Exercise requirements –
Images must not appear in your copy; reproduce every other part of the records exactly.
-- Start of Data provided --
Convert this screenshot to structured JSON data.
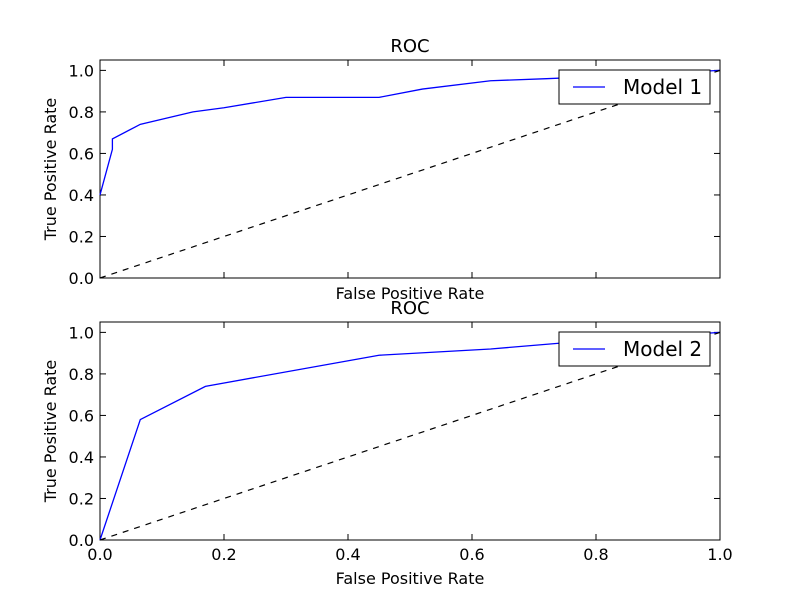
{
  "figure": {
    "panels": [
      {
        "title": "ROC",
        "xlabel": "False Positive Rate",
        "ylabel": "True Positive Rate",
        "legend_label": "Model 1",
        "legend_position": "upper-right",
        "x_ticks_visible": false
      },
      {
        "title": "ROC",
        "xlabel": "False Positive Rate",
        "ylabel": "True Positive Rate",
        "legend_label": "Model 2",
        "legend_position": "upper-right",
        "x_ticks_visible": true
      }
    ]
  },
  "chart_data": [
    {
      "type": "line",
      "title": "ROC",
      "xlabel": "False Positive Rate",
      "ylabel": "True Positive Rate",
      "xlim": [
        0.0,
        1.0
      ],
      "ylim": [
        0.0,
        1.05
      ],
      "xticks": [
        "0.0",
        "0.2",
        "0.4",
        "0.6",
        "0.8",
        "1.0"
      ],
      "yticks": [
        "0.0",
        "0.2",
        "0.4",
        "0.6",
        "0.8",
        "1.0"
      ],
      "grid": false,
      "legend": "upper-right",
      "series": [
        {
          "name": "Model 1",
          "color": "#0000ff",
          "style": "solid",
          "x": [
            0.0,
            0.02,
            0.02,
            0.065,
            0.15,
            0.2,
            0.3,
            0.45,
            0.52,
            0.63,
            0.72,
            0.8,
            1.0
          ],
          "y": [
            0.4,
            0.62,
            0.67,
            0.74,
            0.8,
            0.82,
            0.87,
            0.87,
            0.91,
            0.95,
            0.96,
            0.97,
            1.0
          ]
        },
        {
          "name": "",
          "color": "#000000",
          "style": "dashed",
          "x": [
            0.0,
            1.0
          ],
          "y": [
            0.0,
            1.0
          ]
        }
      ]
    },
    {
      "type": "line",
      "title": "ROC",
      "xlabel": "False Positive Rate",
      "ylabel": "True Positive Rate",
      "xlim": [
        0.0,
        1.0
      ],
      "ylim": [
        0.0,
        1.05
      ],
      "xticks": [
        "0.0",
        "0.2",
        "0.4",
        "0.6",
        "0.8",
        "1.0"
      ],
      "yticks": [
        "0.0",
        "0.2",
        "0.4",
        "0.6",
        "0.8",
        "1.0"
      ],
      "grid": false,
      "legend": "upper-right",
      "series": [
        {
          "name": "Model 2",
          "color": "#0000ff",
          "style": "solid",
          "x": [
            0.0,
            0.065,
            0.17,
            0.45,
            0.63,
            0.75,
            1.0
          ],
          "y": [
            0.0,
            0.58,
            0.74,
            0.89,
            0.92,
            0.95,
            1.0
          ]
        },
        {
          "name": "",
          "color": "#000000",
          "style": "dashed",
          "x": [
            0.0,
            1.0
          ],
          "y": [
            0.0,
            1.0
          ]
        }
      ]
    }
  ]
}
-- End of Data provided --
Output of the exercise –
Convert this screenshot to structured JSON data.
{
  "figure": {
    "panels": [
      {
        "title": "ROC",
        "xlabel": "False Positive Rate",
        "ylabel": "True Positive Rate",
        "legend_label": "Model 1",
        "legend_position": "upper-right",
        "x_ticks_visible": false
      },
      {
        "title": "ROC",
        "xlabel": "False Positive Rate",
        "ylabel": "True Positive Rate",
        "legend_label": "Model 2",
        "legend_position": "upper-right",
        "x_ticks_visible": true
      }
    ]
  },
  "chart_data": [
    {
      "type": "line",
      "title": "ROC",
      "xlabel": "False Positive Rate",
      "ylabel": "True Positive Rate",
      "xlim": [
        0.0,
        1.0
      ],
      "ylim": [
        0.0,
        1.05
      ],
      "xticks": [
        "0.0",
        "0.2",
        "0.4",
        "0.6",
        "0.8",
        "1.0"
      ],
      "yticks": [
        "0.0",
        "0.2",
        "0.4",
        "0.6",
        "0.8",
        "1.0"
      ],
      "grid": false,
      "legend": "upper-right",
      "series": [
        {
          "name": "Model 1",
          "color": "#0000ff",
          "style": "solid",
          "x": [
            0.0,
            0.02,
            0.02,
            0.065,
            0.15,
            0.2,
            0.3,
            0.45,
            0.52,
            0.63,
            0.72,
            0.8,
            1.0
          ],
          "y": [
            0.4,
            0.62,
            0.67,
            0.74,
            0.8,
            0.82,
            0.87,
            0.87,
            0.91,
            0.95,
            0.96,
            0.97,
            1.0
          ]
        },
        {
          "name": "",
          "color": "#000000",
          "style": "dashed",
          "x": [
            0.0,
            1.0
          ],
          "y": [
            0.0,
            1.0
          ]
        }
      ]
    },
    {
      "type": "line",
      "title": "ROC",
      "xlabel": "False Positive Rate",
      "ylabel": "True Positive Rate",
      "xlim": [
        0.0,
        1.0
      ],
      "ylim": [
        0.0,
        1.05
      ],
      "xticks": [
        "0.0",
        "0.2",
        "0.4",
        "0.6",
        "0.8",
        "1.0"
      ],
      "yticks": [
        "0.0",
        "0.2",
        "0.4",
        "0.6",
        "0.8",
        "1.0"
      ],
      "grid": false,
      "legend": "upper-right",
      "series": [
        {
          "name": "Model 2",
          "color": "#0000ff",
          "style": "solid",
          "x": [
            0.0,
            0.065,
            0.17,
            0.45,
            0.63,
            0.75,
            1.0
          ],
          "y": [
            0.0,
            0.58,
            0.74,
            0.89,
            0.92,
            0.95,
            1.0
          ]
        },
        {
          "name": "",
          "color": "#000000",
          "style": "dashed",
          "x": [
            0.0,
            1.0
          ],
          "y": [
            0.0,
            1.0
          ]
        }
      ]
    }
  ]
}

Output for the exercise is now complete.